[Exercise instructions]
Copy each line below without leaving any out.

[The records]

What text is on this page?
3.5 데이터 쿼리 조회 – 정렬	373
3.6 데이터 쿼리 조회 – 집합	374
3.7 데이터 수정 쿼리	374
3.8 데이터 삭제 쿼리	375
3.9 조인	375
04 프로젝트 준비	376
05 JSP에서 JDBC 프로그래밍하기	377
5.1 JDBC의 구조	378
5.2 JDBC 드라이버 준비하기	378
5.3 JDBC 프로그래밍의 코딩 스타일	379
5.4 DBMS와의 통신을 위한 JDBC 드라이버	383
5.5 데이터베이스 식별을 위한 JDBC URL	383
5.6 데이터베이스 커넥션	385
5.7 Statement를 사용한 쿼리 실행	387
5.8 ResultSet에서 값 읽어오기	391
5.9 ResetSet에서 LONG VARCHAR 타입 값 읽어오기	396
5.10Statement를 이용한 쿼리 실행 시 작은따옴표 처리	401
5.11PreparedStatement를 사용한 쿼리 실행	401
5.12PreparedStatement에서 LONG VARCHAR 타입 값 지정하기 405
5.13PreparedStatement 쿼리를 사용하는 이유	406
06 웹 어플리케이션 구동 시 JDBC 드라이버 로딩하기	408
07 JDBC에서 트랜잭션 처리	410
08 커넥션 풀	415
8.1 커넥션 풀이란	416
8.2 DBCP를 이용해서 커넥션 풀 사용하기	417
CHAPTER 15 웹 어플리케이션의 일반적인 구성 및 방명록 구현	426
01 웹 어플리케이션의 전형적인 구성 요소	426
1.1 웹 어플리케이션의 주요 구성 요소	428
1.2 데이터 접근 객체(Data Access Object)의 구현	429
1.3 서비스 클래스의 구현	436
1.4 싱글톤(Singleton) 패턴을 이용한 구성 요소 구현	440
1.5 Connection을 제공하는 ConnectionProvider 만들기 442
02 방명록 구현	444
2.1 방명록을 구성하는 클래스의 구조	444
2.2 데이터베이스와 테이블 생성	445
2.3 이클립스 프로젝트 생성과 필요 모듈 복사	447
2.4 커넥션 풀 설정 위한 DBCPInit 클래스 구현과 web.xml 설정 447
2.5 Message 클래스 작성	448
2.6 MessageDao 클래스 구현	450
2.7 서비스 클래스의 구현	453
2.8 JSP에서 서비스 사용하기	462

[Completed exercise]
What text is on this page?
3.5 데이터 쿼리 조회 – 정렬	373
3.6 데이터 쿼리 조회 – 집합	374
3.7 데이터 수정 쿼리	374
3.8 데이터 삭제 쿼리	375
3.9 조인	375
04 프로젝트 준비	376
05 JSP에서 JDBC 프로그래밍하기	377
5.1 JDBC의 구조	378
5.2 JDBC 드라이버 준비하기	378
5.3 JDBC 프로그래밍의 코딩 스타일	379
5.4 DBMS와의 통신을 위한 JDBC 드라이버	383
5.5 데이터베이스 식별을 위한 JDBC URL	383
5.6 데이터베이스 커넥션	385
5.7 Statement를 사용한 쿼리 실행	387
5.8 ResultSet에서 값 읽어오기	391
5.9 ResetSet에서 LONG VARCHAR 타입 값 읽어오기	396
5.10Statement를 이용한 쿼리 실행 시 작은따옴표 처리	401
5.11PreparedStatement를 사용한 쿼리 실행	401
5.12PreparedStatement에서 LONG VARCHAR 타입 값 지정하기 405
5.13PreparedStatement 쿼리를 사용하는 이유	406
06 웹 어플리케이션 구동 시 JDBC 드라이버 로딩하기	408
07 JDBC에서 트랜잭션 처리	410
08 커넥션 풀	415
8.1 커넥션 풀이란	416
8.2 DBCP를 이용해서 커넥션 풀 사용하기	417
CHAPTER 15 웹 어플리케이션의 일반적인 구성 및 방명록 구현	426
01 웹 어플리케이션의 전형적인 구성 요소	426
1.1 웹 어플리케이션의 주요 구성 요소	428
1.2 데이터 접근 객체(Data Access Object)의 구현	429
1.3 서비스 클래스의 구현	436
1.4 싱글톤(Singleton) 패턴을 이용한 구성 요소 구현	440
1.5 Connection을 제공하는 ConnectionProvider 만들기 442
02 방명록 구현	444
2.1 방명록을 구성하는 클래스의 구조	444
2.2 데이터베이스와 테이블 생성	445
2.3 이클립스 프로젝트 생성과 필요 모듈 복사	447
2.4 커넥션 풀 설정 위한 DBCPInit 클래스 구현과 web.xml 설정 447
2.5 Message 클래스 작성	448
2.6 MessageDao 클래스 구현	450
2.7 서비스 클래스의 구현	453
2.8 JSP에서 서비스 사용하기	462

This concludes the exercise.